**DESCRIPTION OF THE TASK**
How many lines in the entries below include the string "title"? Answer with the number only.
** Start of EXERCISE MATERIAL **
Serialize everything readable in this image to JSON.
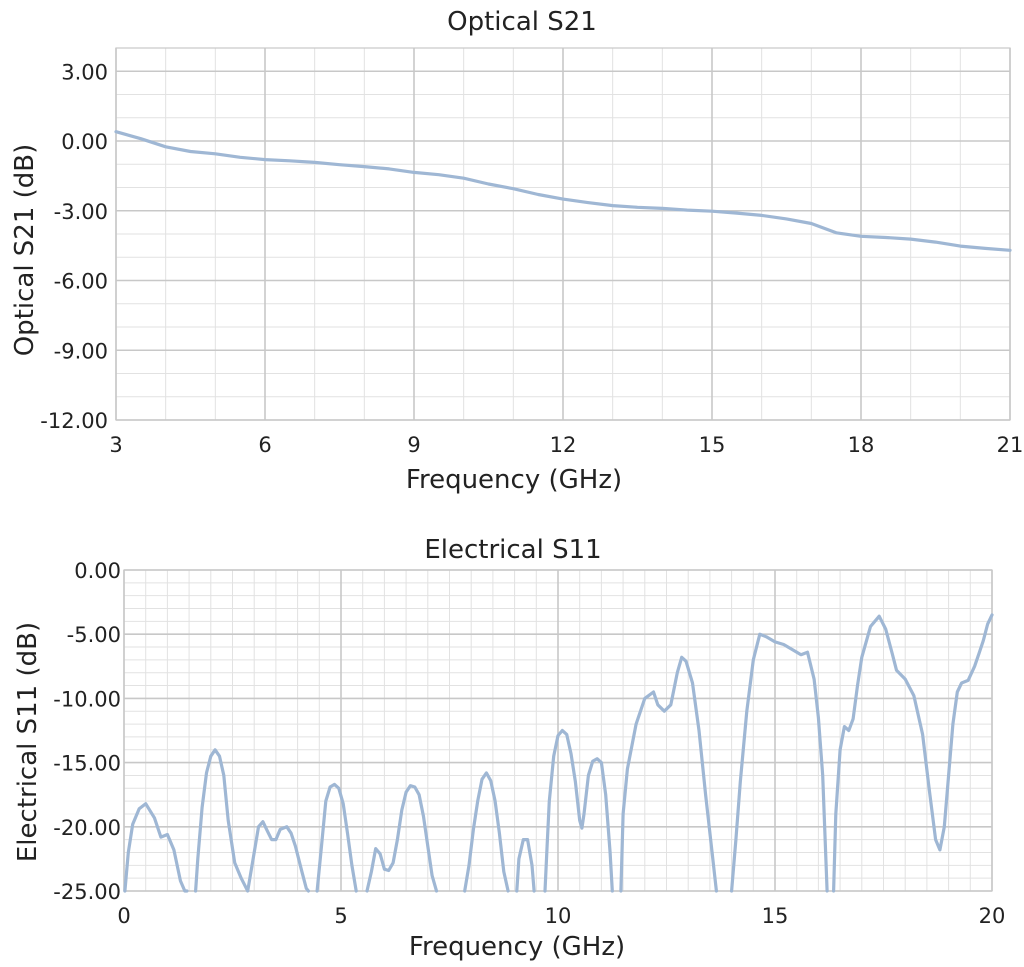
{
  "chart_data": [
    {
      "type": "line",
      "title": "Optical S21",
      "xlabel": "Frequency (GHz)",
      "ylabel": "Optical S21 (dB)",
      "xlim": [
        3,
        21
      ],
      "ylim": [
        -12,
        4
      ],
      "xticks": [
        3,
        6,
        9,
        12,
        15,
        18,
        21
      ],
      "xtick_labels": [
        "3",
        "6",
        "9",
        "12",
        "15",
        "18",
        "21"
      ],
      "yticks": [
        3,
        0,
        -3,
        -6,
        -9,
        -12
      ],
      "ytick_labels": [
        "3.00",
        "0.00",
        "-3.00",
        "-6.00",
        "-9.00",
        "-12.00"
      ],
      "grid": true,
      "color": "#9fb7d4",
      "series": [
        {
          "x": [
            3,
            3.5,
            4,
            4.5,
            5,
            5.5,
            6,
            6.5,
            7,
            7.5,
            8,
            8.5,
            9,
            9.5,
            10,
            10.5,
            11,
            11.5,
            12,
            12.5,
            13,
            13.5,
            14,
            14.5,
            15,
            15.5,
            16,
            16.5,
            17,
            17.5,
            18,
            18.5,
            19,
            19.5,
            20,
            20.5,
            21
          ],
          "y": [
            0.4,
            0.1,
            -0.25,
            -0.45,
            -0.55,
            -0.7,
            -0.8,
            -0.85,
            -0.92,
            -1.02,
            -1.1,
            -1.2,
            -1.35,
            -1.45,
            -1.6,
            -1.85,
            -2.05,
            -2.3,
            -2.5,
            -2.65,
            -2.78,
            -2.85,
            -2.9,
            -2.97,
            -3.02,
            -3.1,
            -3.2,
            -3.35,
            -3.55,
            -3.95,
            -4.1,
            -4.15,
            -4.22,
            -4.35,
            -4.52,
            -4.62,
            -4.7
          ]
        }
      ]
    },
    {
      "type": "line",
      "title": "Electrical S11",
      "xlabel": "Frequency (GHz)",
      "ylabel": "Electrical S11 (dB)",
      "xlim": [
        0,
        20
      ],
      "ylim": [
        -25,
        0
      ],
      "xticks": [
        0,
        5,
        10,
        15,
        20
      ],
      "xtick_labels": [
        "0",
        "5",
        "10",
        "15",
        "20"
      ],
      "yticks": [
        0,
        -5,
        -10,
        -15,
        -20,
        -25
      ],
      "ytick_labels": [
        "0.00",
        "-5.00",
        "-10.00",
        "-15.00",
        "-20.00",
        "-25.00"
      ],
      "grid": true,
      "color": "#9fb7d4",
      "series": [
        {
          "segments": [
            {
              "x": [
                0.02,
                0.1,
                0.2,
                0.35,
                0.5,
                0.7,
                0.85,
                1.0,
                1.15,
                1.3,
                1.4,
                1.45
              ],
              "y": [
                -25,
                -22,
                -19.8,
                -18.6,
                -18.2,
                -19.3,
                -20.8,
                -20.6,
                -21.8,
                -24.2,
                -25,
                -25
              ]
            },
            {
              "x": [
                1.65,
                1.7,
                1.8,
                1.9,
                2.0,
                2.1,
                2.2,
                2.3,
                2.4,
                2.55,
                2.7,
                2.85,
                3.0,
                3.1,
                3.2,
                3.3,
                3.4,
                3.5,
                3.6,
                3.75,
                3.85,
                3.95,
                4.1,
                4.2,
                4.25
              ],
              "y": [
                -25,
                -22.5,
                -18.5,
                -15.8,
                -14.5,
                -14.0,
                -14.5,
                -16.0,
                -19.5,
                -22.8,
                -24.0,
                -25.0,
                -22.0,
                -20.0,
                -19.6,
                -20.3,
                -21.0,
                -21.0,
                -20.2,
                -20.0,
                -20.5,
                -21.5,
                -23.5,
                -24.8,
                -25
              ]
            },
            {
              "x": [
                4.45,
                4.55,
                4.65,
                4.75,
                4.85,
                4.95,
                5.05,
                5.15,
                5.25,
                5.35
              ],
              "y": [
                -25,
                -21.5,
                -18.0,
                -16.9,
                -16.7,
                -17.0,
                -18.2,
                -20.5,
                -23.0,
                -25
              ]
            },
            {
              "x": [
                5.6,
                5.7,
                5.8,
                5.9,
                6.0,
                6.1,
                6.2,
                6.3,
                6.4,
                6.5,
                6.6,
                6.7,
                6.8,
                6.9,
                7.0,
                7.1,
                7.2
              ],
              "y": [
                -25,
                -23.5,
                -21.7,
                -22.1,
                -23.3,
                -23.4,
                -22.8,
                -21.0,
                -18.7,
                -17.3,
                -16.8,
                -16.9,
                -17.5,
                -19.2,
                -21.5,
                -23.8,
                -25
              ]
            },
            {
              "x": [
                7.85,
                7.95,
                8.05,
                8.15,
                8.25,
                8.35,
                8.45,
                8.55,
                8.65,
                8.75,
                8.85
              ],
              "y": [
                -25,
                -23.0,
                -20.2,
                -18.0,
                -16.3,
                -15.8,
                -16.4,
                -18.0,
                -20.5,
                -23.5,
                -25
              ]
            },
            {
              "x": [
                9.05,
                9.1,
                9.2,
                9.3,
                9.4,
                9.45
              ],
              "y": [
                -25,
                -22.5,
                -21.0,
                -21.0,
                -23.0,
                -25
              ]
            },
            {
              "x": [
                9.7,
                9.75,
                9.8,
                9.9,
                10.0,
                10.1,
                10.2,
                10.3,
                10.4,
                10.5,
                10.55,
                10.6,
                10.7,
                10.8,
                10.9,
                11.0,
                11.1,
                11.2,
                11.25
              ],
              "y": [
                -25,
                -21.5,
                -18.0,
                -14.5,
                -12.9,
                -12.5,
                -12.8,
                -14.3,
                -16.5,
                -19.5,
                -20.1,
                -19.0,
                -16.0,
                -14.9,
                -14.7,
                -15.0,
                -17.5,
                -22.0,
                -25
              ]
            },
            {
              "x": [
                11.45,
                11.5,
                11.6,
                11.8,
                12.0,
                12.2,
                12.3,
                12.45,
                12.6,
                12.75,
                12.85,
                12.95,
                13.1,
                13.25,
                13.4,
                13.55,
                13.65
              ],
              "y": [
                -25,
                -19.0,
                -15.5,
                -12.0,
                -10.0,
                -9.5,
                -10.5,
                -11.0,
                -10.5,
                -8.0,
                -6.8,
                -7.1,
                -8.8,
                -12.5,
                -17.5,
                -22.0,
                -25
              ]
            },
            {
              "x": [
                14.0,
                14.1,
                14.2,
                14.35,
                14.5,
                14.65,
                14.8,
                15.0,
                15.2,
                15.4,
                15.6,
                15.75,
                15.9,
                16.0,
                16.1,
                16.2
              ],
              "y": [
                -25,
                -21.0,
                -16.5,
                -11.0,
                -7.0,
                -5.0,
                -5.2,
                -5.6,
                -5.8,
                -6.2,
                -6.6,
                -6.4,
                -8.5,
                -11.5,
                -16.0,
                -25
              ]
            },
            {
              "x": [
                16.35,
                16.4,
                16.5,
                16.6,
                16.7,
                16.8,
                16.9,
                17.0,
                17.2,
                17.4,
                17.55,
                17.7,
                17.8,
                18.0,
                18.2,
                18.4,
                18.55,
                18.7,
                18.8,
                18.9,
                19.0,
                19.1,
                19.2,
                19.3,
                19.45,
                19.6,
                19.7,
                19.8,
                19.9,
                20.0
              ],
              "y": [
                -25,
                -19.0,
                -14.0,
                -12.2,
                -12.5,
                -11.6,
                -9.0,
                -6.8,
                -4.4,
                -3.6,
                -4.6,
                -6.5,
                -7.8,
                -8.5,
                -9.8,
                -12.8,
                -17.0,
                -21.0,
                -21.8,
                -20.0,
                -16.0,
                -12.0,
                -9.5,
                -8.8,
                -8.6,
                -7.5,
                -6.5,
                -5.5,
                -4.2,
                -3.5
              ]
            }
          ]
        }
      ]
    }
  ]
}
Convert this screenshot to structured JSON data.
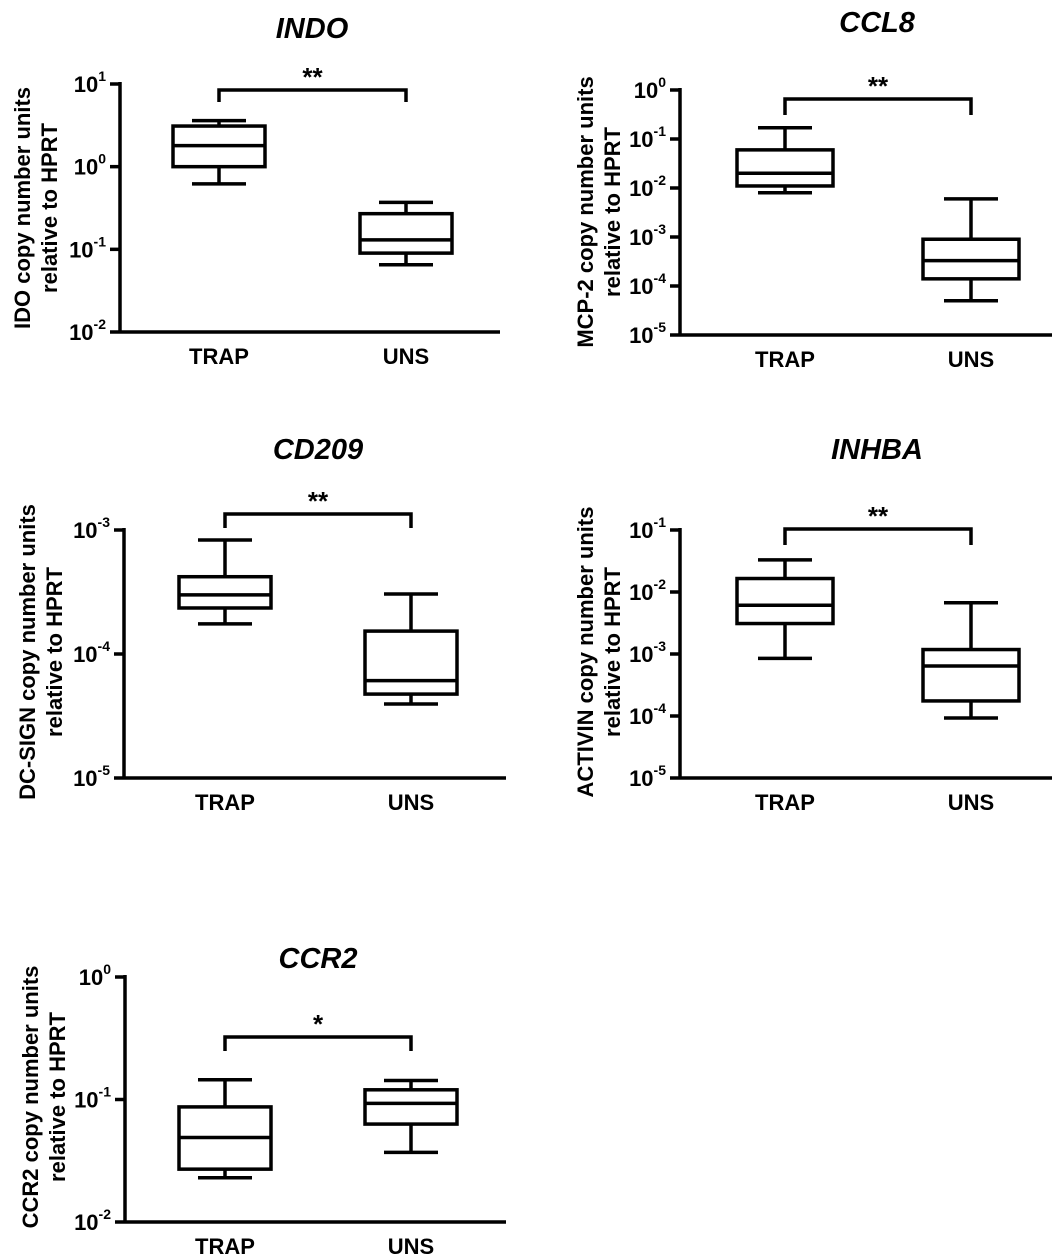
** End of EXERCISE MATERIAL **
**RESULT OF THE TASK**
2